Directions:
In the entries below, identify every line with the string "text" and copy it.

Entries supplied:
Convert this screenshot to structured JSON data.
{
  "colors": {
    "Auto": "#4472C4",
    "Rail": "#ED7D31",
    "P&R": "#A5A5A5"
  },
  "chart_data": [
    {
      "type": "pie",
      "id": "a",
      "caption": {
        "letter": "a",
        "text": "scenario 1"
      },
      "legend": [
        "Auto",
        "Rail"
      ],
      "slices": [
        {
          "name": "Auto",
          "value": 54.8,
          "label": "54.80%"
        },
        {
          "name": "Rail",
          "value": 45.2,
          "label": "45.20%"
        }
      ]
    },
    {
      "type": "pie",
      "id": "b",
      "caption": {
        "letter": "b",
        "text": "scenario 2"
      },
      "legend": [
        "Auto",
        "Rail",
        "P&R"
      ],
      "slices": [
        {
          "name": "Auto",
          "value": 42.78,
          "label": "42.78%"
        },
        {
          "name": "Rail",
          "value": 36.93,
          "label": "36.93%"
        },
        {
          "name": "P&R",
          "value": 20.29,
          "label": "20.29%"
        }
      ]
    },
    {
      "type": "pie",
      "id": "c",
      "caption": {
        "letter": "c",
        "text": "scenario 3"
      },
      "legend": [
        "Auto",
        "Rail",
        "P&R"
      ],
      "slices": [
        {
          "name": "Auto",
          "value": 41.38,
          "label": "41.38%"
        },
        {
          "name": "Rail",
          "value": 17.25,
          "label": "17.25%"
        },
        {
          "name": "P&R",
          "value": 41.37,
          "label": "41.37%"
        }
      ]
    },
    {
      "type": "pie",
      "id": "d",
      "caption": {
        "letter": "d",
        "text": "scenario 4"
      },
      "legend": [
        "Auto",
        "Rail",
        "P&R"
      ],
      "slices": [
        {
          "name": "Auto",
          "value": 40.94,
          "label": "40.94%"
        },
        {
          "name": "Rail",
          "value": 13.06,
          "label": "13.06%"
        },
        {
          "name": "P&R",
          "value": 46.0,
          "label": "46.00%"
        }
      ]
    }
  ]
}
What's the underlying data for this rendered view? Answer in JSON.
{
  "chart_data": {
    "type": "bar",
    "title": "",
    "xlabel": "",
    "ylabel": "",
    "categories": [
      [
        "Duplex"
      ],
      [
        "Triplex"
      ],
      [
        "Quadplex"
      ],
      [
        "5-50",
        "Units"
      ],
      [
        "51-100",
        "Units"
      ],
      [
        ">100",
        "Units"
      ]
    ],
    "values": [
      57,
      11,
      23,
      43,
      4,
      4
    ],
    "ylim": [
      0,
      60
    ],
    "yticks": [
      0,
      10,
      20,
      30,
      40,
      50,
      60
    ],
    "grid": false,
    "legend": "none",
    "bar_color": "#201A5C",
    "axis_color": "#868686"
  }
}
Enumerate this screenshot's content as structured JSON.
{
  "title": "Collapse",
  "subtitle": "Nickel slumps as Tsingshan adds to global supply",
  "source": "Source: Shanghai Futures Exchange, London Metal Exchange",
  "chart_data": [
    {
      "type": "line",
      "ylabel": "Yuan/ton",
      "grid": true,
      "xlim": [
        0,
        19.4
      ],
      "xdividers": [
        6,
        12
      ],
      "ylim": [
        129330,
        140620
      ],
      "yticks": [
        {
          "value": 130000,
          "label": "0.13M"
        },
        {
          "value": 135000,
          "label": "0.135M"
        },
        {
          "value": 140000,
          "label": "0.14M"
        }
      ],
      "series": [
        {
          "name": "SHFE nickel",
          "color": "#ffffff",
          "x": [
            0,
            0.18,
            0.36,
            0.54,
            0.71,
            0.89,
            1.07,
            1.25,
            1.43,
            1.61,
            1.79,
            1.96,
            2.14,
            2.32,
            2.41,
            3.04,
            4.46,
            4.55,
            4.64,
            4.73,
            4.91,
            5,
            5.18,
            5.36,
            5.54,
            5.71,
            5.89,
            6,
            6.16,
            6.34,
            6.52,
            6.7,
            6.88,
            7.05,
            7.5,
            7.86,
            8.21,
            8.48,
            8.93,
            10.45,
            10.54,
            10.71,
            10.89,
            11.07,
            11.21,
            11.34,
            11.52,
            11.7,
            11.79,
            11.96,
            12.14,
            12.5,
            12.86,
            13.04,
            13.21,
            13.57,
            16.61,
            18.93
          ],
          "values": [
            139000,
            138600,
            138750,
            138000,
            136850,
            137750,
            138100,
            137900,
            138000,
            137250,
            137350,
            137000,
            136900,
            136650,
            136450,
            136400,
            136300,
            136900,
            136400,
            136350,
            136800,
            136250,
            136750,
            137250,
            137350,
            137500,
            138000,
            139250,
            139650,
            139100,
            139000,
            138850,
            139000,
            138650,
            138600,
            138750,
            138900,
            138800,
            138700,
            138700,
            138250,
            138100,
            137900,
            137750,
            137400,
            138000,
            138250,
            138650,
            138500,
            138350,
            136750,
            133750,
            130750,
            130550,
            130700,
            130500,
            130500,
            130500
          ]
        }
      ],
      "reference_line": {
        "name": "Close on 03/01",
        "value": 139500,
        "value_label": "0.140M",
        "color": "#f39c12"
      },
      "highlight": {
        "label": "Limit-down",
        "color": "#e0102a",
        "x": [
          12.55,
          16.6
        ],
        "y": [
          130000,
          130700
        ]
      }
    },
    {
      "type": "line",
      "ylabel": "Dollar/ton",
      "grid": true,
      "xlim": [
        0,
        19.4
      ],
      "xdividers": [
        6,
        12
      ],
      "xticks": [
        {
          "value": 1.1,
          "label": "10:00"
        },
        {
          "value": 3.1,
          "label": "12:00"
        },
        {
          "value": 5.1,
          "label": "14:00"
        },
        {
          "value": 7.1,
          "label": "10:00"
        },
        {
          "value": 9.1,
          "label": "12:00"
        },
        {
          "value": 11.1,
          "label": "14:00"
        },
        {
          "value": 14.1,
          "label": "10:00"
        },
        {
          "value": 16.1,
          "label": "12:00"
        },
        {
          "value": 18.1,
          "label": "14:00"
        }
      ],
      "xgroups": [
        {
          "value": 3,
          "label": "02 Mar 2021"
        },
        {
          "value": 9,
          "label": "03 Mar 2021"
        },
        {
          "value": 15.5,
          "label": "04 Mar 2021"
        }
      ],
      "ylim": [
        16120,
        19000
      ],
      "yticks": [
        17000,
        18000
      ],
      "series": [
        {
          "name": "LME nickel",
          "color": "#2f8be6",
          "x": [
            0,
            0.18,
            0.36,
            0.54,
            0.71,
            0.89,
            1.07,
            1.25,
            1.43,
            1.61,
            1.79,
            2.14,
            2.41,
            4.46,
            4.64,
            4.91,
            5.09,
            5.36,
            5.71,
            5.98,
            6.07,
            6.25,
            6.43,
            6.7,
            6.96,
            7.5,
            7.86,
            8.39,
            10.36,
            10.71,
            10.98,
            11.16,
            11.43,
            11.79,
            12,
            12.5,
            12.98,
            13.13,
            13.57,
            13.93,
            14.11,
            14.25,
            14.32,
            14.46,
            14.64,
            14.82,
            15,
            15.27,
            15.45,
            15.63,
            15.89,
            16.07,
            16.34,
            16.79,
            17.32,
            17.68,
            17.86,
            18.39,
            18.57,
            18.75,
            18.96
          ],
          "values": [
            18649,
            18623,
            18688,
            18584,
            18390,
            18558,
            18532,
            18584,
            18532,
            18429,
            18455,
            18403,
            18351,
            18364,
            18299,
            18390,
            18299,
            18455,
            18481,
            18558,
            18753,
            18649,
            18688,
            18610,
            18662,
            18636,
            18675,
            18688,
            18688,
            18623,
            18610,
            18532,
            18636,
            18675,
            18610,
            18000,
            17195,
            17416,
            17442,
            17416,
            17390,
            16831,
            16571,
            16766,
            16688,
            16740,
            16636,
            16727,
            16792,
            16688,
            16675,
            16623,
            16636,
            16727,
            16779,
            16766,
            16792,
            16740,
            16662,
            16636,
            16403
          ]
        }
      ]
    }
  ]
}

Full answer:
        "text": "scenario 1"
        "text": "scenario 2"
        "text": "scenario 3"
        "text": "scenario 4"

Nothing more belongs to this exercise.